--- Exercise requirements ---
Reproduce all of the listing below without alteration.

========================

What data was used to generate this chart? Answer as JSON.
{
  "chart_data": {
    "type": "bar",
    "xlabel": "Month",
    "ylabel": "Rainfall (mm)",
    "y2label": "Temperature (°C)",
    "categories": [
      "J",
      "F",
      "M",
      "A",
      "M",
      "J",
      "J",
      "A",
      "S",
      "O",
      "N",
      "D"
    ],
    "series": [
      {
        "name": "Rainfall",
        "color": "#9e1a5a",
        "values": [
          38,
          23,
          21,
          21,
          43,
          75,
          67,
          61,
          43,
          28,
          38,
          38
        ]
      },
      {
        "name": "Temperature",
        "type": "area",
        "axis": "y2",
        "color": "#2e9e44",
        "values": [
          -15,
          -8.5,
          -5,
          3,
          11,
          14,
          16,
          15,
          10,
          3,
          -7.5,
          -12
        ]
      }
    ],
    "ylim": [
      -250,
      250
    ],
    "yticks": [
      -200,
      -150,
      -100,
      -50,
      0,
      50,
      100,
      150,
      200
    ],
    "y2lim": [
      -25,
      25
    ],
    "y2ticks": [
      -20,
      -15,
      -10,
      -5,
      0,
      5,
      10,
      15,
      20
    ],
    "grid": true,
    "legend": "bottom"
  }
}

========================

--- Written response ---
What data was used to generate this chart? Answer as JSON.
{
  "chart_data": {
    "type": "bar",
    "xlabel": "Month",
    "ylabel": "Rainfall (mm)",
    "y2label": "Temperature (°C)",
    "categories": [
      "J",
      "F",
      "M",
      "A",
      "M",
      "J",
      "J",
      "A",
      "S",
      "O",
      "N",
      "D"
    ],
    "series": [
      {
        "name": "Rainfall",
        "color": "#9e1a5a",
        "values": [
          38,
          23,
          21,
          21,
          43,
          75,
          67,
          61,
          43,
          28,
          38,
          38
        ]
      },
      {
        "name": "Temperature",
        "type": "area",
        "axis": "y2",
        "color": "#2e9e44",
        "values": [
          -15,
          -8.5,
          -5,
          3,
          11,
          14,
          16,
          15,
          10,
          3,
          -7.5,
          -12
        ]
      }
    ],
    "ylim": [
      -250,
      250
    ],
    "yticks": [
      -200,
      -150,
      -100,
      -50,
      0,
      50,
      100,
      150,
      200
    ],
    "y2lim": [
      -25,
      25
    ],
    "y2ticks": [
      -20,
      -15,
      -10,
      -5,
      0,
      5,
      10,
      15,
      20
    ],
    "grid": true,
    "legend": "bottom"
  }
}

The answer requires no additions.